TASK STATEMENT | Pull out each line of the data that includes the word "xlabel".

********************

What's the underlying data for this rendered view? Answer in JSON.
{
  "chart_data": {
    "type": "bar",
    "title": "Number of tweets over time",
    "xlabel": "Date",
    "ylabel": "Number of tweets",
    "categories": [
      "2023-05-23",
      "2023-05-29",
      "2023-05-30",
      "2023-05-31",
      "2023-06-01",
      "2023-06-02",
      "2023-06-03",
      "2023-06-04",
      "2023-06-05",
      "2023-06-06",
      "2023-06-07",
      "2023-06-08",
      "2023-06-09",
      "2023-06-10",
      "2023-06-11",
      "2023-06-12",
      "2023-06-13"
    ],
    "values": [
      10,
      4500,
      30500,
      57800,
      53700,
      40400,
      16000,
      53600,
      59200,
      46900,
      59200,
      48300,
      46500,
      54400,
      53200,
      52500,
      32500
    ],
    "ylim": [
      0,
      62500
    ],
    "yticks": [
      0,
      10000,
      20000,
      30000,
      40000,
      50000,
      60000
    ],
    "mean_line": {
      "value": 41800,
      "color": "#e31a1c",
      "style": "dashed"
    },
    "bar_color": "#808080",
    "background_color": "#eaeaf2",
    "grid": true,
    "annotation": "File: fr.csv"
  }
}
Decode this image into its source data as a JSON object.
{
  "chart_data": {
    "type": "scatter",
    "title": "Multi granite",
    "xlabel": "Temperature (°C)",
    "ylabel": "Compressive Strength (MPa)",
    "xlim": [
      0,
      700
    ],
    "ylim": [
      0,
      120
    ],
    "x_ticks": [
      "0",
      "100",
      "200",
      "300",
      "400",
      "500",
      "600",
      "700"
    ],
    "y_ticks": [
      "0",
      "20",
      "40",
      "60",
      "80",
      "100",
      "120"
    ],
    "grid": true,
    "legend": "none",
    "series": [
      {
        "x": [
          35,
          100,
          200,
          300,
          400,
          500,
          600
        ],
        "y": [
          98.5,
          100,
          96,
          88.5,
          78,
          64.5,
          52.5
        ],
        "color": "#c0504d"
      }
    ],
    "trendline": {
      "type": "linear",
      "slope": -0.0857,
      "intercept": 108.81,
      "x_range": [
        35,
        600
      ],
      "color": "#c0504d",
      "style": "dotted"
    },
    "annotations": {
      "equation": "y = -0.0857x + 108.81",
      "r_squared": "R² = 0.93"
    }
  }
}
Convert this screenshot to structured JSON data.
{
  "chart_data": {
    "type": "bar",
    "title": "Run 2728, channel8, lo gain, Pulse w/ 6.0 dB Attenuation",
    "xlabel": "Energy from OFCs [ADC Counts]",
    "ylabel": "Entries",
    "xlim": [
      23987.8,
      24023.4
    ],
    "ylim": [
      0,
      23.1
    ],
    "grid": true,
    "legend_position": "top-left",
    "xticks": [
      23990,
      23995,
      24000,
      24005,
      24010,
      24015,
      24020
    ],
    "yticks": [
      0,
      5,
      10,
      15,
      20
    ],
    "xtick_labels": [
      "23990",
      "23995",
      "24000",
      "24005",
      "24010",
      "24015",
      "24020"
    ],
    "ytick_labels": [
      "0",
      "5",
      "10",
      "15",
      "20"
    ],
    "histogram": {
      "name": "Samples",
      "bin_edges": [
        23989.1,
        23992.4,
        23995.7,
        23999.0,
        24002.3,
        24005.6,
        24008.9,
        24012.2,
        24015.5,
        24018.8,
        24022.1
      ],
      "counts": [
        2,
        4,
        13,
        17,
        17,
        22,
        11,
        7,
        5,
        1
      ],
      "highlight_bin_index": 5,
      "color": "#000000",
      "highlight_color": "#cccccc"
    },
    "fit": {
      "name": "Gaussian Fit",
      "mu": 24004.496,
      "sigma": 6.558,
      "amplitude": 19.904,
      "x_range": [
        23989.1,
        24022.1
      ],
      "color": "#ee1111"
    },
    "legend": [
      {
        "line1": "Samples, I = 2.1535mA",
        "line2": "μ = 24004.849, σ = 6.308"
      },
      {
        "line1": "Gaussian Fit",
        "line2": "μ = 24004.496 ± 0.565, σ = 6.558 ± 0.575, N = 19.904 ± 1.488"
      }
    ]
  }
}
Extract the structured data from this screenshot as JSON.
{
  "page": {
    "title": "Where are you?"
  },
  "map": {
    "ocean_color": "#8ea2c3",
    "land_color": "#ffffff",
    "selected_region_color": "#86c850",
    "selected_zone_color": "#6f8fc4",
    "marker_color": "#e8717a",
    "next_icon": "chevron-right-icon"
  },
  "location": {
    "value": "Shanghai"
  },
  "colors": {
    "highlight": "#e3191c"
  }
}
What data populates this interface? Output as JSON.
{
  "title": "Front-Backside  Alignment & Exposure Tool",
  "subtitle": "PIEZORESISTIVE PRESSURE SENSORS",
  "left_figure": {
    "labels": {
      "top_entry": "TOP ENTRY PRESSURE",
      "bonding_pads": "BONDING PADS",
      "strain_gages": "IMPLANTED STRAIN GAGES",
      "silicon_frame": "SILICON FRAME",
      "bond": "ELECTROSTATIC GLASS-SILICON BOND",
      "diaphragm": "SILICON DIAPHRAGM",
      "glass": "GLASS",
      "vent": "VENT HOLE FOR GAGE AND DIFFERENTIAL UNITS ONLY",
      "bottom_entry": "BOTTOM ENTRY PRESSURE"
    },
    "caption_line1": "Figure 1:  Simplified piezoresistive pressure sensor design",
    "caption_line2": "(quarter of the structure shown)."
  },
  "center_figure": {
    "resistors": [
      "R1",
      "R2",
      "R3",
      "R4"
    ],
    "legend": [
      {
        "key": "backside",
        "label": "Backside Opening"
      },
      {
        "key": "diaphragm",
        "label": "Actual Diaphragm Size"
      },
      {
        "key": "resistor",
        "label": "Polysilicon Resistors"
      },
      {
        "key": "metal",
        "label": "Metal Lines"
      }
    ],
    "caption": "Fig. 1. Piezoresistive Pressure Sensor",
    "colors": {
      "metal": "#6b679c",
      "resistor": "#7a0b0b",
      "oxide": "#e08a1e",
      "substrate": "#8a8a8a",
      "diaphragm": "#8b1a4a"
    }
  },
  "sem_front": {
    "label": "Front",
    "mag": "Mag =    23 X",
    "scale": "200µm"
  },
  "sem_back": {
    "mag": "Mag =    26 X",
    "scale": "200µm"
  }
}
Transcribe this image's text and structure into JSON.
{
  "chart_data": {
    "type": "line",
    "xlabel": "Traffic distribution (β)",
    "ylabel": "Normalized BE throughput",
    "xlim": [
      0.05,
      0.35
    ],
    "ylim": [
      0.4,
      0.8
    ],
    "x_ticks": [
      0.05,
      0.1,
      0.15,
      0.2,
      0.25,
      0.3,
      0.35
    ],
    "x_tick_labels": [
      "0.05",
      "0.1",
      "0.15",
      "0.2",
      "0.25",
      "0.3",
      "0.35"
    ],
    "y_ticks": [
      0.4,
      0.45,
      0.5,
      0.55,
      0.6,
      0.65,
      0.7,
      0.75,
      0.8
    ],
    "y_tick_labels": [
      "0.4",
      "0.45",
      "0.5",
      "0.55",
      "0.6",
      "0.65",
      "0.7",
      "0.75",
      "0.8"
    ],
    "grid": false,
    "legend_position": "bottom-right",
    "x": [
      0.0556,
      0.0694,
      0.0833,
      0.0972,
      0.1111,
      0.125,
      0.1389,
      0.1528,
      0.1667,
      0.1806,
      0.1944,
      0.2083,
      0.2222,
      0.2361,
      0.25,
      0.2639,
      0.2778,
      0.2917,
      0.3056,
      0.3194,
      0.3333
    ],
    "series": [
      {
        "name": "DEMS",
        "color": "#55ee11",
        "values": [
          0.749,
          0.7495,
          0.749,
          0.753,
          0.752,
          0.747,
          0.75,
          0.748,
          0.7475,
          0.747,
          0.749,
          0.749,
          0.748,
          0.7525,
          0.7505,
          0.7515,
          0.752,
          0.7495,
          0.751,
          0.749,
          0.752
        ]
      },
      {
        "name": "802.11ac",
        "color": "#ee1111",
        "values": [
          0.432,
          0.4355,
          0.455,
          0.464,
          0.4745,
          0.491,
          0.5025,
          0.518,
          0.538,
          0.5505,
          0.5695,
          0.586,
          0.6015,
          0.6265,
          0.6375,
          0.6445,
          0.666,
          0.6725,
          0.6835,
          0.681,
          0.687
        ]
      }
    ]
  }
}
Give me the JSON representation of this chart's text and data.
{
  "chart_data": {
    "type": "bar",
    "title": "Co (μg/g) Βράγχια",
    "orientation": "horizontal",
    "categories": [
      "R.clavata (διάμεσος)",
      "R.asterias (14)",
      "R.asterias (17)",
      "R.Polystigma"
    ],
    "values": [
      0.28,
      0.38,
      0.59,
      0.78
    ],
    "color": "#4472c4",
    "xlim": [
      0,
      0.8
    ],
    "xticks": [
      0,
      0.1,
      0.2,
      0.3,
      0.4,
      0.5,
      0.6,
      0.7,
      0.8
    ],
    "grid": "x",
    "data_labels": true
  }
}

********************

COMPLETE RESPONSE |
    "xlabel": "Date",
    "xlabel": "Temperature (°C)",
    "xlabel": "Energy from OFCs [ADC Counts]",
    "xlabel": "Traffic distribution (β)",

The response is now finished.